• Provided entries:
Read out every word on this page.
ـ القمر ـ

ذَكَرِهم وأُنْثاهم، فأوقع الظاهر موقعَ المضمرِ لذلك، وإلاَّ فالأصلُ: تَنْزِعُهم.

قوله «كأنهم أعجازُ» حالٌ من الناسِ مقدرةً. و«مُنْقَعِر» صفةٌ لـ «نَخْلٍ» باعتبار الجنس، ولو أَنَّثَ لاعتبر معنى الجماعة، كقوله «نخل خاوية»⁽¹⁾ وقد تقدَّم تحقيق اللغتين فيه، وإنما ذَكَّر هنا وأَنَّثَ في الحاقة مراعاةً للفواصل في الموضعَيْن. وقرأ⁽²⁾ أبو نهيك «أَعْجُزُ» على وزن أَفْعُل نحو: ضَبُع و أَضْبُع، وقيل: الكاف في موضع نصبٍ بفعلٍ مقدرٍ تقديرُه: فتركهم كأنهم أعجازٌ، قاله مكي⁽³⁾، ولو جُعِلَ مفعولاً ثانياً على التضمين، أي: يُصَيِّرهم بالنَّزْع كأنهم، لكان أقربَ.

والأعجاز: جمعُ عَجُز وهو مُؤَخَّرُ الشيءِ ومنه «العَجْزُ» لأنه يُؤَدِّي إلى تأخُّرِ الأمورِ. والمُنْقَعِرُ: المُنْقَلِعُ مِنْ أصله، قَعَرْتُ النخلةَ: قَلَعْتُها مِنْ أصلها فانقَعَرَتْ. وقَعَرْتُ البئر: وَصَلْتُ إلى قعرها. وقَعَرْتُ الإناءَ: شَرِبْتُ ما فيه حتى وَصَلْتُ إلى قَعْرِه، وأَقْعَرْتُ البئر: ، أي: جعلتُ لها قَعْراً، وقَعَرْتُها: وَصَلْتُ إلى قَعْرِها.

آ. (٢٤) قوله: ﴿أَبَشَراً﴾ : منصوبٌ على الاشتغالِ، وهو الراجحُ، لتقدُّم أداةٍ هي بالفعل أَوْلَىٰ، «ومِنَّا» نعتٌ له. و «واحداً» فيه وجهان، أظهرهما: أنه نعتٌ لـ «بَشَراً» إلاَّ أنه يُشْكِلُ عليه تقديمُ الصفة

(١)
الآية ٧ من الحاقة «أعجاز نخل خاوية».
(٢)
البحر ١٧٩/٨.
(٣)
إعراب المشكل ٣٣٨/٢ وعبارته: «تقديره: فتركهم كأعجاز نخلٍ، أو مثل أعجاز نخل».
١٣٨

• Given request: Repeat all the entries exactly as given.

• Result below:
Read out every word on this page.
ـ القمر ـ

ذَكَرِهم وأُنْثاهم، فأوقع الظاهر موقعَ المضمرِ لذلك، وإلاَّ فالأصلُ: تَنْزِعُهم.

قوله «كأنهم أعجازُ» حالٌ من الناسِ مقدرةً. و«مُنْقَعِر» صفةٌ لـ «نَخْلٍ» باعتبار الجنس، ولو أَنَّثَ لاعتبر معنى الجماعة، كقوله «نخل خاوية»⁽¹⁾ وقد تقدَّم تحقيق اللغتين فيه، وإنما ذَكَّر هنا وأَنَّثَ في الحاقة مراعاةً للفواصل في الموضعَيْن. وقرأ⁽²⁾ أبو نهيك «أَعْجُزُ» على وزن أَفْعُل نحو: ضَبُع و أَضْبُع، وقيل: الكاف في موضع نصبٍ بفعلٍ مقدرٍ تقديرُه: فتركهم كأنهم أعجازٌ، قاله مكي⁽³⁾، ولو جُعِلَ مفعولاً ثانياً على التضمين، أي: يُصَيِّرهم بالنَّزْع كأنهم، لكان أقربَ.

والأعجاز: جمعُ عَجُز وهو مُؤَخَّرُ الشيءِ ومنه «العَجْزُ» لأنه يُؤَدِّي إلى تأخُّرِ الأمورِ. والمُنْقَعِرُ: المُنْقَلِعُ مِنْ أصله، قَعَرْتُ النخلةَ: قَلَعْتُها مِنْ أصلها فانقَعَرَتْ. وقَعَرْتُ البئر: وَصَلْتُ إلى قعرها. وقَعَرْتُ الإناءَ: شَرِبْتُ ما فيه حتى وَصَلْتُ إلى قَعْرِه، وأَقْعَرْتُ البئر: ، أي: جعلتُ لها قَعْراً، وقَعَرْتُها: وَصَلْتُ إلى قَعْرِها.

آ. (٢٤) قوله: ﴿أَبَشَراً﴾ : منصوبٌ على الاشتغالِ، وهو الراجحُ، لتقدُّم أداةٍ هي بالفعل أَوْلَىٰ، «ومِنَّا» نعتٌ له. و «واحداً» فيه وجهان، أظهرهما: أنه نعتٌ لـ «بَشَراً» إلاَّ أنه يُشْكِلُ عليه تقديمُ الصفة

(١)
الآية ٧ من الحاقة «أعجاز نخل خاوية».
(٢)
البحر ١٧٩/٨.
(٣)
إعراب المشكل ٣٣٨/٢ وعبارته: «تقديره: فتركهم كأعجاز نخلٍ، أو مثل أعجاز نخل».
١٣٨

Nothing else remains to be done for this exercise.